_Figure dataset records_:
[BEGIN]

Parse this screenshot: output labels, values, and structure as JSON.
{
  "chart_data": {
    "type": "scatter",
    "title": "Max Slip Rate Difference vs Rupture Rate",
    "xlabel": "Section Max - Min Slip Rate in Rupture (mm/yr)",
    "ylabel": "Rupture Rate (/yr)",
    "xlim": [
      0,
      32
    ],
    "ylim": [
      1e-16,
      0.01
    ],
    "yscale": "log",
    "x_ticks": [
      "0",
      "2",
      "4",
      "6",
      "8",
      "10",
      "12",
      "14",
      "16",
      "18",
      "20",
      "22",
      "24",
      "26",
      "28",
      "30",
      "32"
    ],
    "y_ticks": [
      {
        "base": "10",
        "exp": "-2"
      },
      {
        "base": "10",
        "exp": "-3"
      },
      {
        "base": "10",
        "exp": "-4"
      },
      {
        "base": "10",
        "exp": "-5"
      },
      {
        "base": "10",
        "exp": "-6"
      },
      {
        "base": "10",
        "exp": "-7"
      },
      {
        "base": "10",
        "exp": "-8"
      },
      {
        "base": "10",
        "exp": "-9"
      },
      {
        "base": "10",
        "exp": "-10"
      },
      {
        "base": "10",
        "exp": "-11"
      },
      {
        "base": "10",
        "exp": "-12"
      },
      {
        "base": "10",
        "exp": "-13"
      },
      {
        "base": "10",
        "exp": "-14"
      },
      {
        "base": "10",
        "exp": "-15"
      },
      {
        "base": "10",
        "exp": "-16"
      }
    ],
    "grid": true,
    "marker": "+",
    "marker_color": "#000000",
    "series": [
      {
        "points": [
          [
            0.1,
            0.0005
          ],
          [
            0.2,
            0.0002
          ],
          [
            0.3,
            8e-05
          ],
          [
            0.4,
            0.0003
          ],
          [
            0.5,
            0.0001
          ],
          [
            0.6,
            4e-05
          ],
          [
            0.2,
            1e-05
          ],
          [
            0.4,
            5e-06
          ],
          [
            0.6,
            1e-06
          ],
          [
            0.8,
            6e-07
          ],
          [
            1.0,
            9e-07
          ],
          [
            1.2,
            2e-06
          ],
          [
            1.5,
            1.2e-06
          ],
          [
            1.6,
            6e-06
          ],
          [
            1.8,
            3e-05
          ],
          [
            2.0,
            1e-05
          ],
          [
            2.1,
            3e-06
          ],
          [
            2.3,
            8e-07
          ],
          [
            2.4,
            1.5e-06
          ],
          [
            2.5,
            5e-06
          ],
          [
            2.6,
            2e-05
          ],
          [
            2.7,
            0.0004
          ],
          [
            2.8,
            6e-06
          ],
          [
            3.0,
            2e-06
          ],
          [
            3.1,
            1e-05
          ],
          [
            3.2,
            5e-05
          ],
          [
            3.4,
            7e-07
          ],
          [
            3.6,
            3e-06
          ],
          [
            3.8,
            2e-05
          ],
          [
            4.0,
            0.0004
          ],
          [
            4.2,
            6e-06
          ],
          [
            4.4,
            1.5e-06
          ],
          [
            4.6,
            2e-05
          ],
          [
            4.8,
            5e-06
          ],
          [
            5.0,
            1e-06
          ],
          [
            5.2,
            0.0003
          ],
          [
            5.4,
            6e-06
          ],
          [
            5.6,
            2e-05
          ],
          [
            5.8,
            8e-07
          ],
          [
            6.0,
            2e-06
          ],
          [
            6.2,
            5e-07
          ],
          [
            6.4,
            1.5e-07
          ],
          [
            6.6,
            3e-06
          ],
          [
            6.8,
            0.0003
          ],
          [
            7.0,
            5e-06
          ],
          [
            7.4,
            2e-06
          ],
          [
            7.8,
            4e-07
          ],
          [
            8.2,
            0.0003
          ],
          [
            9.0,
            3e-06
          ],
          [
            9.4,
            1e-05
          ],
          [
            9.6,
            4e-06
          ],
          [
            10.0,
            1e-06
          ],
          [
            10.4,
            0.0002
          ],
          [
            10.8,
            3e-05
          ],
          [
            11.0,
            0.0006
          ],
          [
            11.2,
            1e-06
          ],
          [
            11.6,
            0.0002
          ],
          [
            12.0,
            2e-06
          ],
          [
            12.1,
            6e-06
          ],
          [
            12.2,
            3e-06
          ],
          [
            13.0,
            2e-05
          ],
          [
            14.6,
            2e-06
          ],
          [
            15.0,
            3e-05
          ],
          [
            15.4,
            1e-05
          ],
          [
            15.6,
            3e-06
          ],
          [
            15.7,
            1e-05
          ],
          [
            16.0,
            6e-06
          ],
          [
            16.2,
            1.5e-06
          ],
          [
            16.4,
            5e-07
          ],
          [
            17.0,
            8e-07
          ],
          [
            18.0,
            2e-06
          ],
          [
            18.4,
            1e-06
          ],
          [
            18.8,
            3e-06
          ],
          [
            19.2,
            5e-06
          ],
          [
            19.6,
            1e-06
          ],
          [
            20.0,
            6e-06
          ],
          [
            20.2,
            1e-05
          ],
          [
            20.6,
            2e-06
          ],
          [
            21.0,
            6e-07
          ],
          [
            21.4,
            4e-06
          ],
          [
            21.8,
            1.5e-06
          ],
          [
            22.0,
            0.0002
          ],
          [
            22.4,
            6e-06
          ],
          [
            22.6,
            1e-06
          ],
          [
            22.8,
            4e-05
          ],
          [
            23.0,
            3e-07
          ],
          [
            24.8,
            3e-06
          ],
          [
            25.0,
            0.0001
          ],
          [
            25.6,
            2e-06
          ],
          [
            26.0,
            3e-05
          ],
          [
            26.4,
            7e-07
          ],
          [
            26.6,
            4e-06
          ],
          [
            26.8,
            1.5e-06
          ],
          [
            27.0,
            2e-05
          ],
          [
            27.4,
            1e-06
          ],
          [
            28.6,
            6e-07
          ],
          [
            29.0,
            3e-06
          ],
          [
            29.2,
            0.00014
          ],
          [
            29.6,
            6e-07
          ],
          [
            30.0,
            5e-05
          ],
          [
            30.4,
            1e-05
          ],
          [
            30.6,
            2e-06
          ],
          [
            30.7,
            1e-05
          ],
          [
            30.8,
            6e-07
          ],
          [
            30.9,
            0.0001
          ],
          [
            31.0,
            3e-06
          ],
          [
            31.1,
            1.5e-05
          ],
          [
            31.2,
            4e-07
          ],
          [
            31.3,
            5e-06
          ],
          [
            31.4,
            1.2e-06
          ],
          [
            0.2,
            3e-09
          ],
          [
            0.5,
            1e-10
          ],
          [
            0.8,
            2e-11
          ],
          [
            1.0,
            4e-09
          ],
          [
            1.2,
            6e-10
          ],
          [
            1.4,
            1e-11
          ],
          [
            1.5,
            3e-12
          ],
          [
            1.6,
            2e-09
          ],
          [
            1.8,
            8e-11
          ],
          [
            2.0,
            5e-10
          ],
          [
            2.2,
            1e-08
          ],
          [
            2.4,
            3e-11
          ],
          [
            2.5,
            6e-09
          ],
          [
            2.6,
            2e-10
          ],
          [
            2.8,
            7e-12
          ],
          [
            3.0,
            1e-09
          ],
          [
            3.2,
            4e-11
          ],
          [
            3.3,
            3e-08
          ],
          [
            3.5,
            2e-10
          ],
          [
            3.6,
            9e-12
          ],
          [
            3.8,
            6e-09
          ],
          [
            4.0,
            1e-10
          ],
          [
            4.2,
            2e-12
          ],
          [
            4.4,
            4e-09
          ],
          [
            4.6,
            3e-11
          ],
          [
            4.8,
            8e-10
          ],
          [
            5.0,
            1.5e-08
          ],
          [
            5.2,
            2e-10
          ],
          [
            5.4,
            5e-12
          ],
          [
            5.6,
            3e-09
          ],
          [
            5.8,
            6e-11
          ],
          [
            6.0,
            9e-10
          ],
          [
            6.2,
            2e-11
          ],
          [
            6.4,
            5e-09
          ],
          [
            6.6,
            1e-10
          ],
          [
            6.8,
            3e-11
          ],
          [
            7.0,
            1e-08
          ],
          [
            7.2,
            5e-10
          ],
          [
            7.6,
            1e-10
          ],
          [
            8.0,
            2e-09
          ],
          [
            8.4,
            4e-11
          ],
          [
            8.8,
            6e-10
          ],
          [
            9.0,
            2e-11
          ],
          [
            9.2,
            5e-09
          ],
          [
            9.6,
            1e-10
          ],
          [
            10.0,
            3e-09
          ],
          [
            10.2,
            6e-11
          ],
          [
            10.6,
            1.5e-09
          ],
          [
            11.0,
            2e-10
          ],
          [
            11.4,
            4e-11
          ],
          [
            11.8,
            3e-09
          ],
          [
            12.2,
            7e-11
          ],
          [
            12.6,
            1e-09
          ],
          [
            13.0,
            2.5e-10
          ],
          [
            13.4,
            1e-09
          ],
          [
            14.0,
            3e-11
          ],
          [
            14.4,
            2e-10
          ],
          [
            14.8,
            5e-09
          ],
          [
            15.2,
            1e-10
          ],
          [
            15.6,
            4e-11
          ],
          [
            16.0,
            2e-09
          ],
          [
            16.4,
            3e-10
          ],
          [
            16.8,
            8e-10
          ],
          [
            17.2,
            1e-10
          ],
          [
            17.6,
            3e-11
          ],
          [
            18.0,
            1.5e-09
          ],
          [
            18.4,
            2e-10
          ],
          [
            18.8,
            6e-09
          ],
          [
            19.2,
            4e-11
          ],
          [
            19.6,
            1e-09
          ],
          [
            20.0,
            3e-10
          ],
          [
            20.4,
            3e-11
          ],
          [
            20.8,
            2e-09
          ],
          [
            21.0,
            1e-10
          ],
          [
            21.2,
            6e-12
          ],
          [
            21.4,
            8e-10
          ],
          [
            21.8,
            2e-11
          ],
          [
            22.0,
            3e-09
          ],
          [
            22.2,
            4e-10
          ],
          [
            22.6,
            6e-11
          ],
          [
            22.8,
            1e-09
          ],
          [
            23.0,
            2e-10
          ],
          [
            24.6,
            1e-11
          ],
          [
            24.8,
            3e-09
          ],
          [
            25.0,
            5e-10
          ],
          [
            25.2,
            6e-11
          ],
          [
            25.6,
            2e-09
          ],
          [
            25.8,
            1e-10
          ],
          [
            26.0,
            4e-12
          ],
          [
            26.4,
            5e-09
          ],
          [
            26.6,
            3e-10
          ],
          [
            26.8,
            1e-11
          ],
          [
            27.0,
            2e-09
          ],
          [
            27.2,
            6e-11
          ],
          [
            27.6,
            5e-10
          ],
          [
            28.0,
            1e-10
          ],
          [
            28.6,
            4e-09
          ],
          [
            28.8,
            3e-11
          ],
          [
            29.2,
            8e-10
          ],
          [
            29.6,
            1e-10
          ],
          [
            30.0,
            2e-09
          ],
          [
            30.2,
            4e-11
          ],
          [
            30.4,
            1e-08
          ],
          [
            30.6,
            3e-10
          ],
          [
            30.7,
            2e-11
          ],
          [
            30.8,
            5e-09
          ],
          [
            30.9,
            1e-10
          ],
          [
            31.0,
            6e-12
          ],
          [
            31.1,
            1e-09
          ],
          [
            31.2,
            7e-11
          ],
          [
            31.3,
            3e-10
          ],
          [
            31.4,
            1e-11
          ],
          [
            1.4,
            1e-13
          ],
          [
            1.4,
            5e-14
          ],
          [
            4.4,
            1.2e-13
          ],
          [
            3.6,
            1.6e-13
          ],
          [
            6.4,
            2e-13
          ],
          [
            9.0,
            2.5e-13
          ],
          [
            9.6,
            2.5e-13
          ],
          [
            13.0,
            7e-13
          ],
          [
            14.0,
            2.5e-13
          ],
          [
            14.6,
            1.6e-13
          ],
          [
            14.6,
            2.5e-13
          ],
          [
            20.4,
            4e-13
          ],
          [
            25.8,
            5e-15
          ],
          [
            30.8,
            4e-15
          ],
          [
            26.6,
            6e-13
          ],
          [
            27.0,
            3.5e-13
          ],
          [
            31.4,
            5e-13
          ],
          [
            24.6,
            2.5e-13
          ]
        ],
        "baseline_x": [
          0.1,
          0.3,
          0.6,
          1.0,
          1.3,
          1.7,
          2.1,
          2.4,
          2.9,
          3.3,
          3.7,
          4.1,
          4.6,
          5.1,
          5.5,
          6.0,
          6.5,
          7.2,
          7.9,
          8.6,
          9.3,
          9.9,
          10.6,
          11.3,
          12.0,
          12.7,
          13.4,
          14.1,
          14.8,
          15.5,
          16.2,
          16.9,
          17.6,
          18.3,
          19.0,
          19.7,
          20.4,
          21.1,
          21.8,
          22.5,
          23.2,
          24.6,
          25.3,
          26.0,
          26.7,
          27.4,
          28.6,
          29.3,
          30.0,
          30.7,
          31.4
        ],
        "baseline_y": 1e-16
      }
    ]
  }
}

[END]

_Required task_: Check each line above for the string "Slip", then copy the ones that have it.

_Result_:
    "title": "Max Slip Rate Difference vs Rupture Rate",
    "xlabel": "Section Max - Min Slip Rate in Rupture (mm/yr)",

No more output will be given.